■ **Listing**:

* START *

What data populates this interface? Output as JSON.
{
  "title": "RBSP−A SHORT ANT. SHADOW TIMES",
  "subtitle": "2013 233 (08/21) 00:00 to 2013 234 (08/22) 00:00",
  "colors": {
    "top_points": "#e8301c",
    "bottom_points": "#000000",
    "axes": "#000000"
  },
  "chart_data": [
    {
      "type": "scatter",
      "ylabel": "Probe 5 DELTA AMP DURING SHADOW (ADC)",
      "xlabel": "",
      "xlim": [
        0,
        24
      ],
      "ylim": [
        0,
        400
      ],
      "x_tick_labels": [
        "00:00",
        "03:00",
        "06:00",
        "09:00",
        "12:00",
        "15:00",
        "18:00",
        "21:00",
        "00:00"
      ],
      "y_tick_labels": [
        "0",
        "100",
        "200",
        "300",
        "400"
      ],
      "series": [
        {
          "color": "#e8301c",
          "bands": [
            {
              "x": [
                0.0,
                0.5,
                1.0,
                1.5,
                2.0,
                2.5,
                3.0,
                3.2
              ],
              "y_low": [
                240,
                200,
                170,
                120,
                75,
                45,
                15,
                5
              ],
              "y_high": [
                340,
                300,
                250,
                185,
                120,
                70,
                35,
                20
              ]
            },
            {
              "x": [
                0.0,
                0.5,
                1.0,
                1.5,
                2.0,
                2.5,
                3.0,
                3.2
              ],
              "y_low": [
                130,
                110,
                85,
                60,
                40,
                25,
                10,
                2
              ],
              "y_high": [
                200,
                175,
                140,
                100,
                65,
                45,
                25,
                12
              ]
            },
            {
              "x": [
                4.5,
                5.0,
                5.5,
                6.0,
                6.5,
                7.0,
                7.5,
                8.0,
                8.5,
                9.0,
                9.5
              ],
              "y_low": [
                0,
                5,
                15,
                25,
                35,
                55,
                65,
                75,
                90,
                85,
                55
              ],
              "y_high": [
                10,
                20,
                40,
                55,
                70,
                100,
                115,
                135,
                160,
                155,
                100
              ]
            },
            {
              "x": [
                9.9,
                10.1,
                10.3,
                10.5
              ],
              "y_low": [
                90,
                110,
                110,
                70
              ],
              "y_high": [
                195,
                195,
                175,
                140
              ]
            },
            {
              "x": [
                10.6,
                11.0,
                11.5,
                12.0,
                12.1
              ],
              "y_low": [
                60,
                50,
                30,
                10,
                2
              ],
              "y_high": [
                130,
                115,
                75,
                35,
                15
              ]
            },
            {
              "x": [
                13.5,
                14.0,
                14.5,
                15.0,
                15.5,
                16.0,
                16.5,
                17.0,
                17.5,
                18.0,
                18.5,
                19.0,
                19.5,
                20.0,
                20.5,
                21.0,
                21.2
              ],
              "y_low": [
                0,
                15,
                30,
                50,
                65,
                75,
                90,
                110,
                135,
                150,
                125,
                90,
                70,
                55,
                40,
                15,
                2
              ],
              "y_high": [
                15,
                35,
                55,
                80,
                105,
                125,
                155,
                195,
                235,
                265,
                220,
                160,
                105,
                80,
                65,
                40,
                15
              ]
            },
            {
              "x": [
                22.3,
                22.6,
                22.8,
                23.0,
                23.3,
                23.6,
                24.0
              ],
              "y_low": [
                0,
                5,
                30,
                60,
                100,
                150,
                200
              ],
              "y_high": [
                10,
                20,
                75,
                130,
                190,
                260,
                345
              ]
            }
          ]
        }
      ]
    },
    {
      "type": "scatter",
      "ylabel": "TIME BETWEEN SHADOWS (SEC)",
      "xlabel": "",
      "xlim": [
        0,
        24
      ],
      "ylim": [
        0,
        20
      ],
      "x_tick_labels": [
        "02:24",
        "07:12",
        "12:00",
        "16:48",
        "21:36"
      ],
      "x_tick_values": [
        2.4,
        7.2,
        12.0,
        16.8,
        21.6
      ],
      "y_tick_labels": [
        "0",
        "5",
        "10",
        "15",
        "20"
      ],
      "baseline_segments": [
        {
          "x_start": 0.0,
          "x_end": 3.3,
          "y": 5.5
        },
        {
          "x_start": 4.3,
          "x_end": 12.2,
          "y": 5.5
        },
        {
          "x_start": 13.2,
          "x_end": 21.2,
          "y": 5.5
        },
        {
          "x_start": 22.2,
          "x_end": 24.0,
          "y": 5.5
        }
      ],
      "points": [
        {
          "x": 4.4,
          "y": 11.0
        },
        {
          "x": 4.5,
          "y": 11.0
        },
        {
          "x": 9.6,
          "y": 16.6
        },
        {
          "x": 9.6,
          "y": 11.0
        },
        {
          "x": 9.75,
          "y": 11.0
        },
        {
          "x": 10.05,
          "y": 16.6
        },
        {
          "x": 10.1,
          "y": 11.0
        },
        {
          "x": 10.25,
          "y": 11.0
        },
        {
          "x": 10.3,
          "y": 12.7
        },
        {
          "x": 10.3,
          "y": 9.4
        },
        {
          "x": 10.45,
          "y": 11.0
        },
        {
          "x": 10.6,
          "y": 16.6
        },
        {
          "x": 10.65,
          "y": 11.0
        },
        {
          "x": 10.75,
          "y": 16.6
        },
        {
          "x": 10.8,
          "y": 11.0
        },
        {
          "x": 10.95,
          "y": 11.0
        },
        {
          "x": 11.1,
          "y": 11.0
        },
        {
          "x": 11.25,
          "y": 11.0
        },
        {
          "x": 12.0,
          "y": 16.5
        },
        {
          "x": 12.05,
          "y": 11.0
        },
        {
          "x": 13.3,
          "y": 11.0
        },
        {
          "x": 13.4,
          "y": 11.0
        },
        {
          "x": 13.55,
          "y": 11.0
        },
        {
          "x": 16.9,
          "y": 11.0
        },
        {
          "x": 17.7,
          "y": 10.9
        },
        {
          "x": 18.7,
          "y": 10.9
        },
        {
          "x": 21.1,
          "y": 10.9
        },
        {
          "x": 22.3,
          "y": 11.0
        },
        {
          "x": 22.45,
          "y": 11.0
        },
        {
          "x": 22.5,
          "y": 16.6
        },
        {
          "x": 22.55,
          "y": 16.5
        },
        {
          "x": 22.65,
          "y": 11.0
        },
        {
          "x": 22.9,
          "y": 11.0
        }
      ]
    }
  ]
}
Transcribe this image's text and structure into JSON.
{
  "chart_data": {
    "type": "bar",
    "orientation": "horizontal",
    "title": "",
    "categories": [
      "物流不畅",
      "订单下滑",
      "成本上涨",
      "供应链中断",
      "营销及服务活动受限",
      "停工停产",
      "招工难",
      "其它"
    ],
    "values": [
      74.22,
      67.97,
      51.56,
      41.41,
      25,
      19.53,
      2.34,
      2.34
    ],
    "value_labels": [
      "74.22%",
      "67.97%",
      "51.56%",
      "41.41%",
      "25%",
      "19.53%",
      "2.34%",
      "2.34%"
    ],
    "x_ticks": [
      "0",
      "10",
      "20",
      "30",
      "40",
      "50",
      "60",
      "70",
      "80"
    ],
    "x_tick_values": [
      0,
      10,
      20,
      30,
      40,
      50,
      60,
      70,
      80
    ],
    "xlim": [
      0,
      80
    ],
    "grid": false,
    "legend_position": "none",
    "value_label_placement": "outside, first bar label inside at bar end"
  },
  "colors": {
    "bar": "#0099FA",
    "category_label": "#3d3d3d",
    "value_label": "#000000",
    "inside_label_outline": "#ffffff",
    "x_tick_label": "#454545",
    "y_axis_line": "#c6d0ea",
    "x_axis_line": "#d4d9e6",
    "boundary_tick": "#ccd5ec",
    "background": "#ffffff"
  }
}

* END *

Using the material above, state how many lines include the string "this". Answer with a single number.

2